* _Problem details_: Copy the following lines exactly, omitting the pictures.

* _Given data_:
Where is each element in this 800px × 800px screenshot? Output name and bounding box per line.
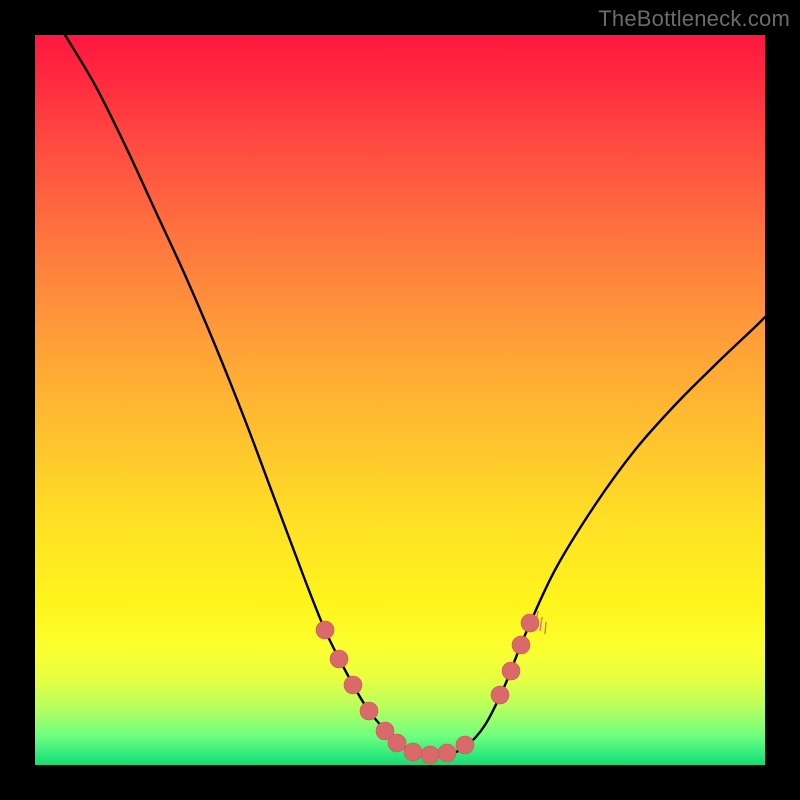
curve-marker (438, 744, 456, 762)
curve-marker (491, 686, 509, 704)
curve-marker (502, 662, 520, 680)
outer-frame: TheBottleneck.com (0, 0, 800, 800)
curve-marker (404, 743, 422, 761)
curve-marker (388, 734, 406, 752)
curve-marker (421, 746, 439, 764)
curve-marker (360, 702, 378, 720)
bottleneck-curve (65, 35, 765, 756)
curve-layer (35, 35, 765, 765)
curve-marker (344, 676, 362, 694)
watermark-text: TheBottleneck.com (598, 6, 790, 32)
curve-marker (456, 736, 474, 754)
curve-marker (330, 650, 348, 668)
curve-markers (316, 614, 539, 764)
plot-area (35, 35, 765, 765)
curve-marker (512, 636, 530, 654)
curve-marker (316, 621, 334, 639)
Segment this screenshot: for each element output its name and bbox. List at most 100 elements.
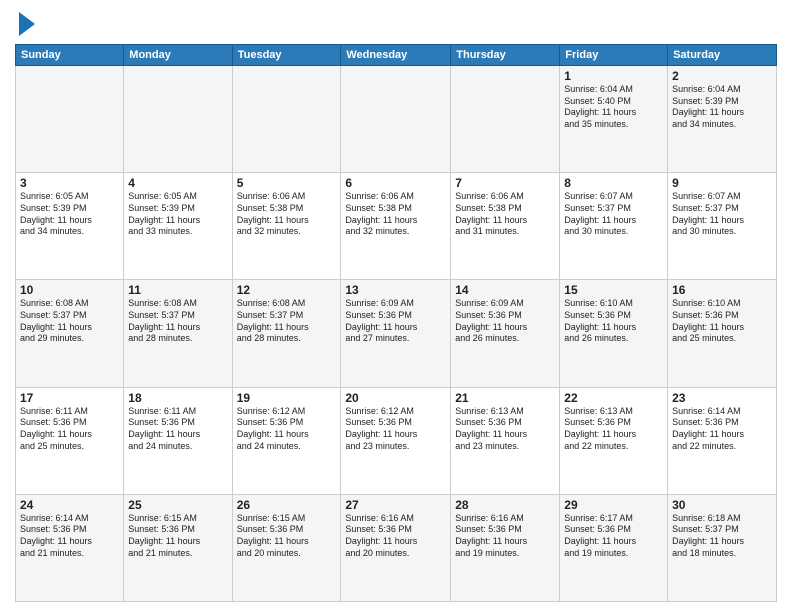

* _Finished exercise_:
Where is each element in this 800px × 800px screenshot? Output name and bounding box per line.
curve-marker (438, 744, 456, 762)
curve-marker (491, 686, 509, 704)
curve-marker (502, 662, 520, 680)
outer-frame: TheBottleneck.com (0, 0, 800, 800)
curve-marker (404, 743, 422, 761)
curve-marker (388, 734, 406, 752)
curve-marker (421, 746, 439, 764)
curve-marker (360, 702, 378, 720)
bottleneck-curve (65, 35, 765, 756)
curve-layer (35, 35, 765, 765)
curve-marker (344, 676, 362, 694)
watermark-text: TheBottleneck.com (598, 6, 790, 32)
curve-marker (456, 736, 474, 754)
curve-marker (330, 650, 348, 668)
curve-markers (316, 614, 539, 764)
plot-area (35, 35, 765, 765)
curve-marker (512, 636, 530, 654)
curve-marker (316, 621, 334, 639)
Segment this screenshot: for each element output its name and bbox. List at most 100 elements.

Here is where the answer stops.